GIVEN PROBLEM:
Look through the data for the string "وهذا". Copy every line where it is found.

[Extracted data entries]
----------

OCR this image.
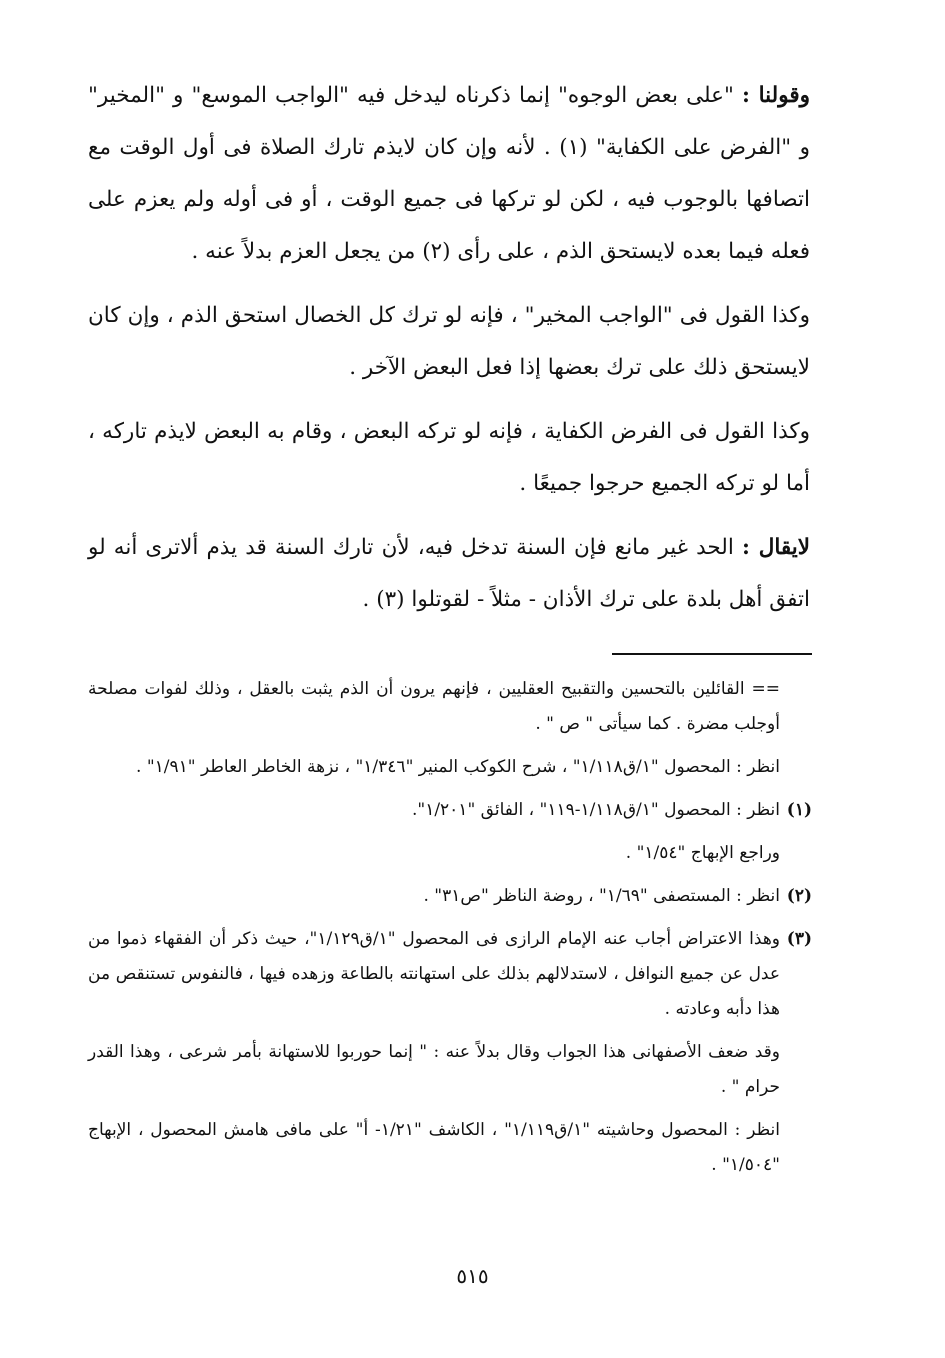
وقولنا : "على بعض الوجوه" إنما ذكرناه ليدخل فيه "الواجب الموسع" و "المخير" و "الفرض على الكفاية" (١) . لأنه وإن كان لايذم تارك الصلاة فى أول الوقت مع اتصافها بالوجوب فيه ، لكن لو تركها فى جميع الوقت ، أو فى أوله ولم يعزم على فعله فيما بعده لايستحق الذم ، على رأى (٢) من يجعل العزم بدلاً عنه .

وكذا القول فى "الواجب المخير" ، فإنه لو ترك كل الخصال استحق الذم ، وإن كان لايستحق ذلك على ترك بعضها إذا فعل البعض الآخر .

وكذا القول فى الفرض الكفاية ، فإنه لو تركه البعض ، وقام به البعض لايذم تاركه ، أما لو تركه الجميع حرجوا جميعًا .

لايقال : الحد غير مانع فإن السنة تدخل فيه، لأن تارك السنة قد يذم ألاترى أنه لو اتفق أهل بلدة على ترك الأذان - مثلاً - لقوتلوا (٣) .

== القائلين بالتحسين والتقبيح العقليين ، فإنهم يرون أن الذم يثبت بالعقل ، وذلك لفوات مصلحة أوجلب مضرة . كما سيأتى " ص " .

انظر : المحصول "١/ق١/١١٨" ، شرح الكوكب المنير "١/٣٤٦" ، نزهة الخاطر العاطر "١/٩١" .

(١)انظر : المحصول "١/ق١/١١٨-١١٩" ، الفائق "١/٢٠١".

وراجع الإبهاج "١/٥٤" .

(٢)انظر : المستصفى "١/٦٩" ، روضة الناظر "ص٣١" .

(٣)وهذا الاعتراض أجاب عنه الإمام الرازى فى المحصول "١/ق١/١٢٩"، حيث ذكر أن الفقهاء ذموا من عدل عن جميع النوافل ، لاستدلالهم بذلك على استهانته بالطاعة وزهده فيها ، فالنفوس تستنقص من هذا دأبه وعادته .

وقد ضعف الأصفهانى هذا الجواب وقال بدلاً عنه : " إنما حوربوا للاستهانة بأمر شرعى ، وهذا القدر حرام " .

انظر : المحصول وحاشيته "١/ق١/١١٩" ، الكاشف "١/٢١- أ" على مافى هامش المحصول ، الإبهاج "١/٥٠٤" .

٥١٥
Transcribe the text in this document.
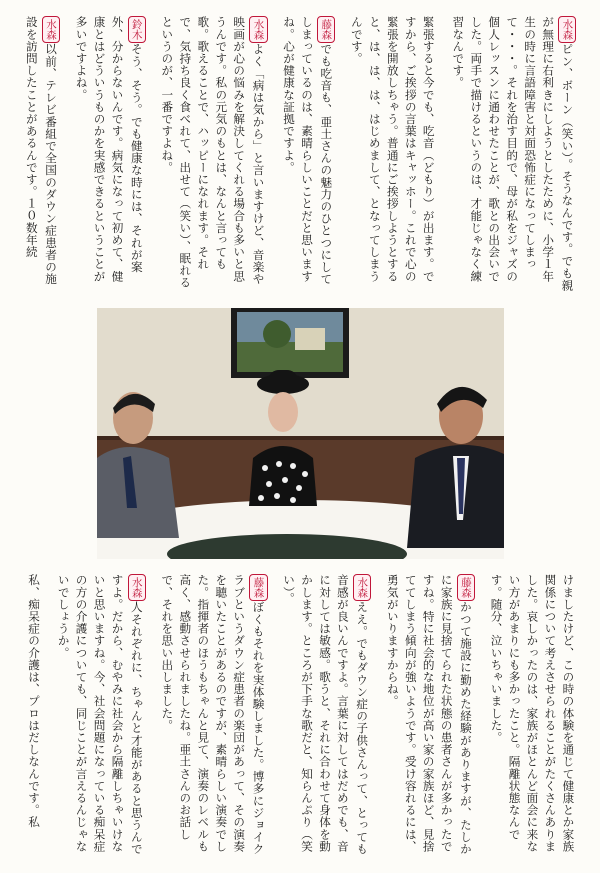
水森ピン、ボーン（笑い）。そうなんです。でも親が無理に右利きにしようとしたために、小学１年生の時に言語障害と対面恐怖症になってしまって・・・。それを治す目的で、母が私をジャズの個人レッスンに通わせたことが、歌との出会いでした。両手で描けるというのは、才能じゃなく練習なんです。

緊張すると今でも、吃音（どもり）が出ます。ですから、ご挨拶の言葉はキャッホー。これで心の緊張を開放しちゃう。普通にご挨拶しようとすると、は、は、は、はじめまして、となってしまうんです。

藤森でも吃音も、亜土さんの魅力のひとつにしてしまっているのは、素晴らしいことだと思いますね。心が健康な証拠ですよ。

水森よく「病は気から」と言いますけど、音楽や映画が心の悩みを解決してくれる場合も多いと思うんです。私の元気のもとは、なんと言っても歌。歌えることで、ハッピーになれます。それで、気持ち良く食べれて、出せて（笑い）、眠れるというのが、一番ですよね。

鈴木そう、そう。でも健康な時には、それが案外、分からないんです。病気になって初めて、健康とはどういうものかを実感できるということが多いですよね。

水森以前、テレビ番組で全国のダウン症患者の施設を訪問したことがあるんです。１０数年続

けましたけど、この時の体験を通じて健康とか家族関係について考えさせられることがたくさんありました。哀しかったのは、家族がほとんど面会に来ない方があまりにも多かったこと。隔離状態なんです。随分、泣いちゃいました。

藤森かつて施設に勤めた経験がありますが、たしかに家族に見捨てられた状態の患者さんが多かったですね。特に社会的な地位が高い家の家族ほど、見捨ててしまう傾向が強いようです。受け容れるには、勇気がいりますからね。

水森ええ。でもダウン症の子供さんって、とっても音感が良いんですよ。言葉に対してはだめでも、音に対しては敏感。歌うと、それに合わせて身体を動かします。ところが下手な歌だと、知らんぷり（笑い）。

藤森ぼくもそれを実体験しました。博多にジョイクラブというダウン症患者の楽団があって、その演奏を聴いたことがあるのですが、素晴らしい演奏でした。指揮者のほうもちゃんと見て、演奏のレベルも高く、感動させられましたね。亜土さんのお話しで、それを思い出しました。

水森人それぞれに、ちゃんと才能があると思うんですよ。だから、むやみに社会から隔離しちゃいけないと思いますね。今、社会問題になっている痴呆症の方の介護についても、同じことが言えるんじゃないでしょうか。

私、痴呆症の介護は、プロはだしなんです。私
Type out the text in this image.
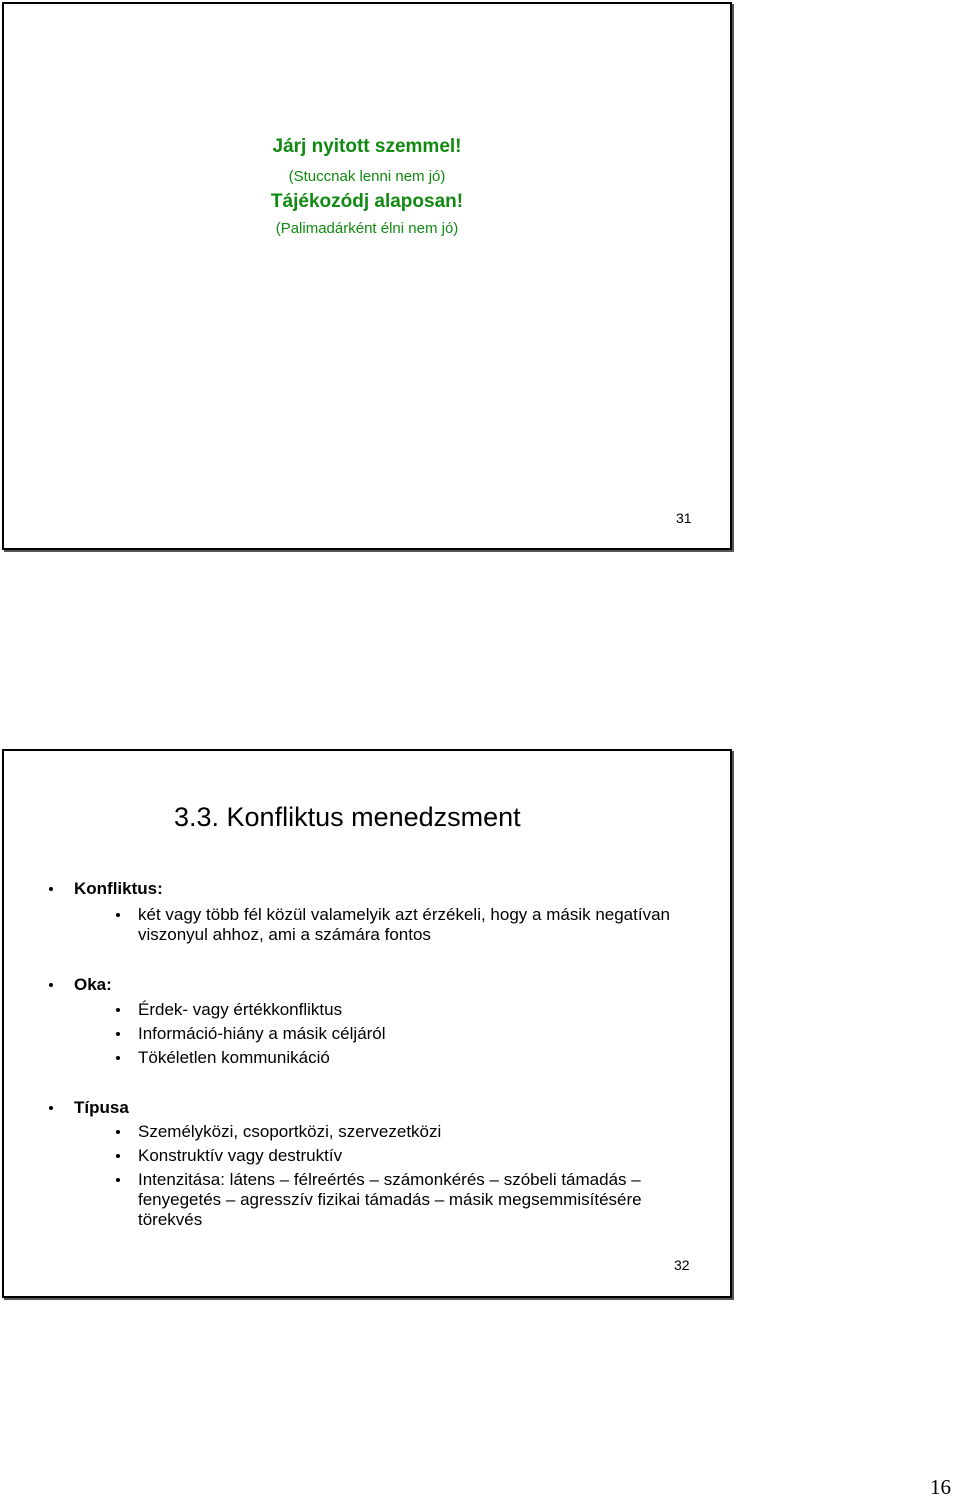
Járj nyitott szemmel!
(Stuccnak lenni nem jó)
Tájékozódj alaposan!
(Palimadárként élni nem jó)
31
3.3. Konfliktus menedzsment
Konfliktus:
két vagy több fél közül valamelyik azt érzékeli, hogy a másik negatívan viszonyul ahhoz, ami a számára fontos
Oka:
Érdek- vagy értékkonfliktus
Információ-hiány a másik céljáról
Tökéletlen kommunikáció
Típusa
Személyközi, csoportközi, szervezetközi
Konstruktív vagy destruktív
Intenzitása: látens – félreértés – számonkérés – szóbeli támadás – fenyegetés – agresszív fizikai támadás – másik megsemmisítésére törekvés
32
16
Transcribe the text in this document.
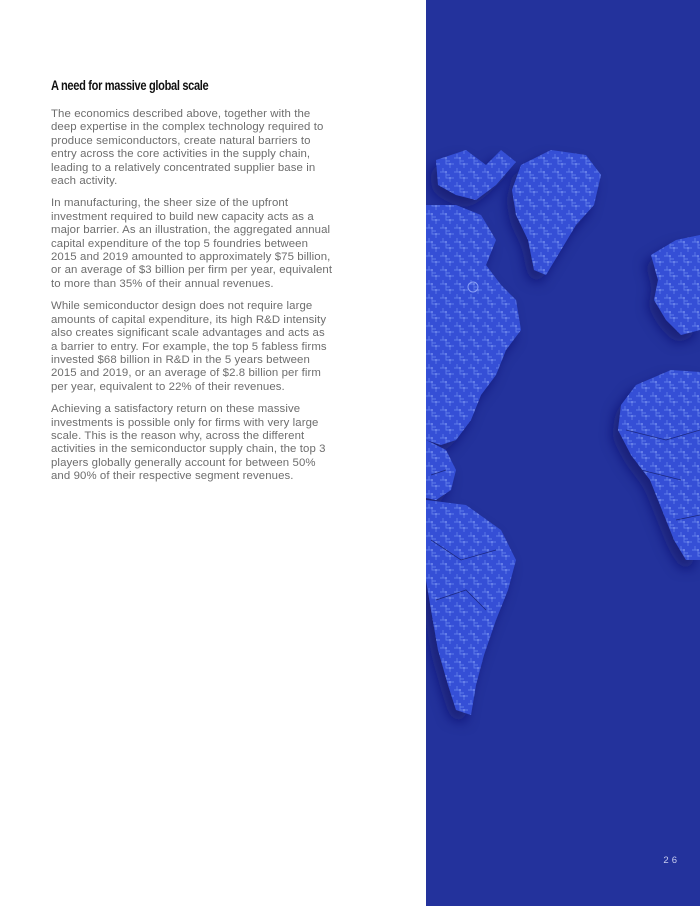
A need for massive global scale

The economics described above, together with the deep expertise in the complex technology required to produce semiconductors, create natural barriers to entry across the core activities in the supply chain, leading to a relatively concentrated supplier base in each activity.

In manufacturing, the sheer size of the upfront investment required to build new capacity acts as a major barrier. As an illustration, the aggregated annual capital expenditure of the top 5 foundries between 2015 and 2019 amounted to approximately $75 billion, or an average of $3 billion per firm per year, equivalent to more than 35% of their annual revenues.

While semiconductor design does not require large amounts of capital expenditure, its high R&D intensity also creates significant scale advantages and acts as a barrier to entry. For example, the top 5 fabless firms invested $68 billion in R&D in the 5 years between 2015 and 2019, or an average of $2.8 billion per firm per year, equivalent to 22% of their revenues.

Achieving a satisfactory return on these massive investments is possible only for firms with very large scale. This is the reason why, across the different activities in the semiconductor supply chain, the top 3 players globally generally account for between 50% and 90% of their respective segment revenues.

26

----------

SOLUTION TO THE EXERCISE:
(٣)وهذا الاعتراض أجاب عنه الإمام الرازى فى المحصول "١/ق١/١٢٩"، حيث ذكر أن الفقهاء ذموا من عدل عن جميع النوافل ، لاستدلالهم بذلك على استهانته بالطاعة وزهده فيها ، فالنفوس تستنقص من هذا دأبه وعادته .
وقد ضعف الأصفهانى هذا الجواب وقال بدلاً عنه : " إنما حوربوا للاستهانة بأمر شرعى ، وهذا القدر حرام " .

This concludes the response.